(SHORT PROBLEM A) In the CentOS patching discussion below, how long does the delay in patch availability probably last?
(SHORT PROBLEM B) From the CentOS patching discussion below, set down the passage from "The solution we" up to and including "to take on).".
(SHORT PROBLEM C) Resume the CentOS patching discussion below, starting after its final sentence.

(SELECTED EXCERPT)

The solution we ended up implementing for CentOS leverages a set of full, in-house mirrors of the CentOS repos. Since we don't age-off the RPMs, all the back-rev RPMs are still available to us (in "vault" repos). The third-party sustainment solution (chosen because it supported Windows, Linux and Solaris) allows the creation of targeted update-bundles (kinda like channels but also more of a pain in the rear to implement - the joys of reinventing the wheel) using the in-house repo-mirrors.
Even if we needed older revs, some of the CentOS sites still make them available (you just have to dig through the mirrors to find the few sites that retain them). The actual space-cost of keeping the back-rev RPMs is fairly small (though larger than sites offering free public mirror service might want to take on).
Tom, I'm personally glad to hear that about patch speed. I've read some sources (yesterday) that said the patches were not always timely, but they did not provide solid timelines on details. As I dig further, it appears from this source *(link works at the moment, see point #14) the delay is probably trivial, 24-72 hours. The patches for minor releases, or older 'point releases' do not disappear, but stop with the next subsequent point release (source two paragraphs down).
The 'days delayed' for availability for a given major or minor-version of centos is here, with rhel 6 taking the longest.
Yes, their archives for older point-release versions such as 6.4, 6.3, 6.2, 5.9, 5.8 etc are certainly available, and that's great - but when (for instance) 6.5 hits the streets, all patches for rhel 6.4 end. The same identical bit also goes for RHEL, however RHEL offers a subscription that allows patching of the older version for just security related patches. Here is the Centos source for that at their website, quoted below:
begin quoted material
<!> The CentOS project does not offer any of the various approaches to extended life for an earlier point release which its upstream occasionally does for its subscribing clientèle. Once a new point release is issued (say: 6.3, following 6.2), no further source packages (from which updates can be built) are released for the earlier version and therefore CentOS is no longer able to produce security or other updates. After a transition interval of a few weeks, the old point version binaries are moved to the vault. There is a longer discussion at item 15 in the FAQ for more details.
end quoted material
Red Hat's source (this is it, scroll down to "details", then go to "Extended Update Support"), explains it.
begin quoted excerpt,
Errata advisories can be released individually on an as-needed basis or aggregated as a minor release on security errata being available for minor releases
end quoted excerpt from source above
(they say "minor releases" instead of "point releases).
Cool. I'll have to look these up and kick them over to the service-owner.

(STORED DATA)

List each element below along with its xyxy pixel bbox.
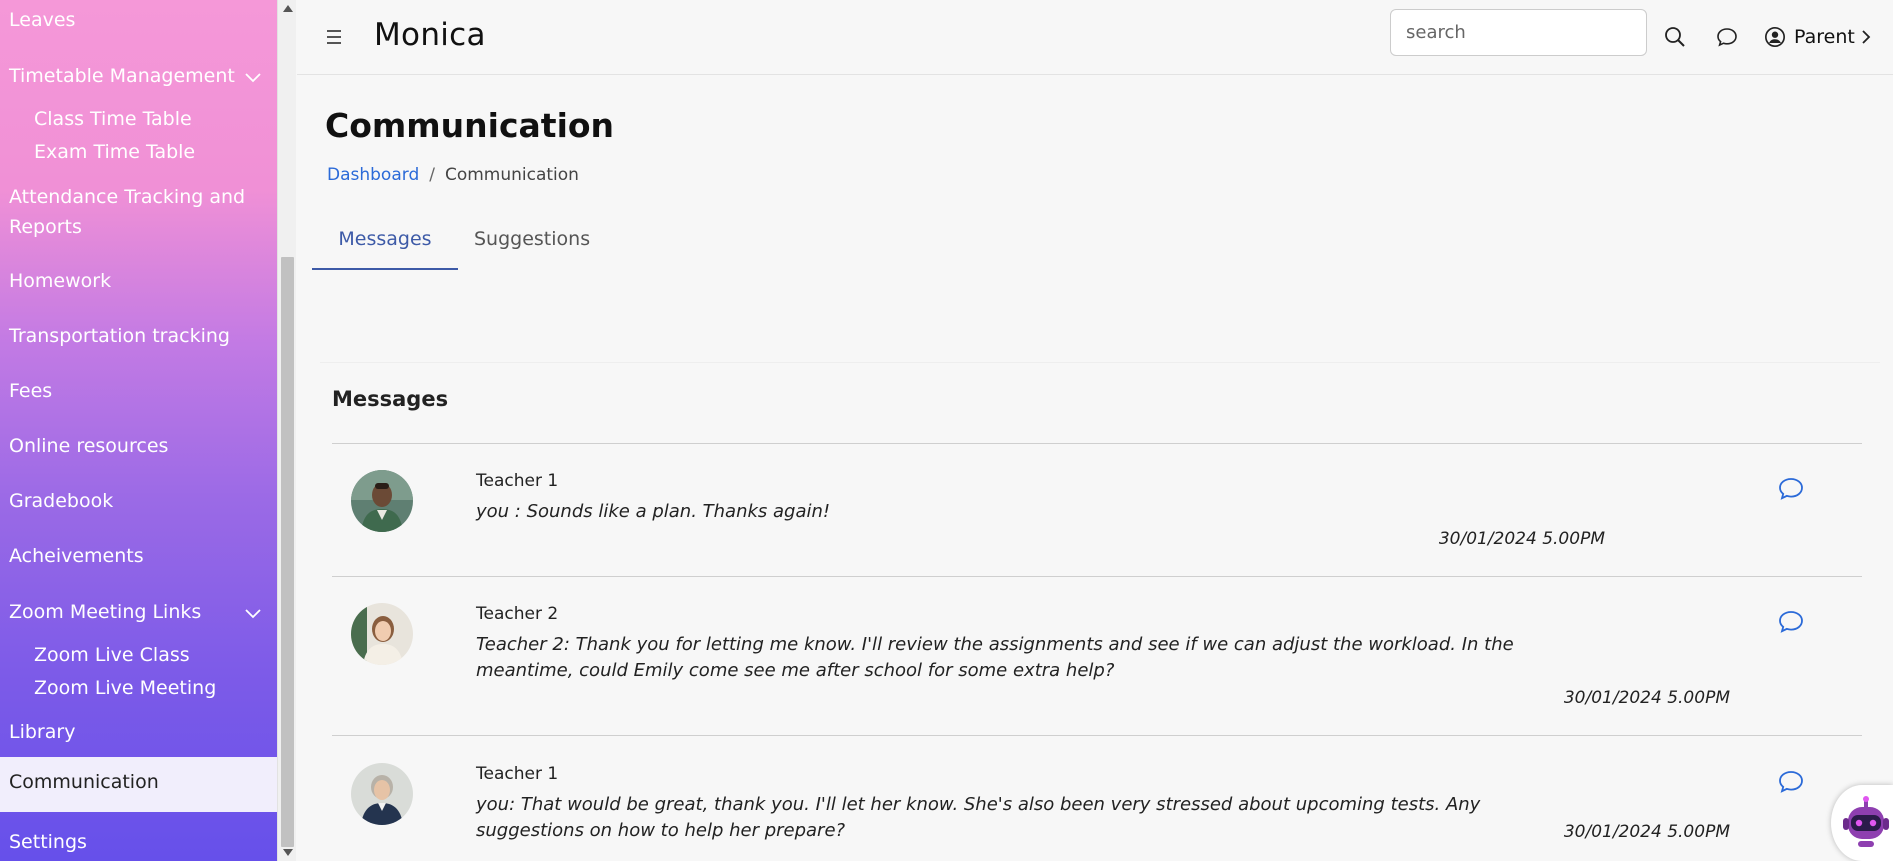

(WRITTEN RESPONSE A) The delay is probably trivial, about 24-72 hours.

(WRITTEN RESPONSE B)
The solution we ended up implementing for CentOS leverages a set of full, in-house mirrors of the CentOS repos. Since we don't age-off the RPMs, all the back-rev RPMs are still available to us (in "vault" repos). The third-party sustainment solution (chosen because it supported Windows, Linux and Solaris) allows the creation of targeted update-bundles (kinda like channels but also more of a pain in the rear to implement - the joys of reinventing the wheel) using the in-house repo-mirrors.
Even if we needed older revs, some of the CentOS sites still make them available (you just have to dig through the mirrors to find the few sites that retain them). The actual space-cost of keeping the back-rev RPMs is fairly small (though larger than sites offering free public mirror service might want to take on).

(WRITTEN RESPONSE C)
Actually, ended up just writing a "differences you need to be aware of between releases used in production" document for the Operations staff. Hopefully, they'll notice it and it will avoid some of the "why did 'X' not do what I'm used to/Google said it would" emails. =)
I'm still curious what your customer think about the delays in the downstream? I recently read this post-mortem that was traced back to delays in the CentOS process http://crunchtools.com/centos-post-mortem-analysis/, have you run into any of these issues with customers?
What about security related issues and the downstream delay?
Probably depends heavily on the type of shop you work in. In large, CM-oriented shops, there's often a significant delay between the release of a patch (or patch-set) and its certification for deployment to production. In larger, more conservative environments, that certification period frequently runs a minimum of 45 days and typically in the multi-month range (allowing the larger user community to trip over bugs and e-fixes to be released before blind-application to production). Many of those shops also do testing of their own prior to application. If bugs are uncovered, either a local fix is created (and possibly reported to the upstream source) or the patch is skipped altogether.
In reading the post-mortem article, it seems like the author didn't really do pre-deployment testing of his patches and got bit. I found the section:
The difference in bugs could be interpreted in any number of ways. It may be indicative of more RHEL users testing and finding SELinux bugs[2], it might indicate that RHEL has more SELinux bugs, or it might indicate that CentOS patches SELinux bugs faster than RHEL, but that is doubtful.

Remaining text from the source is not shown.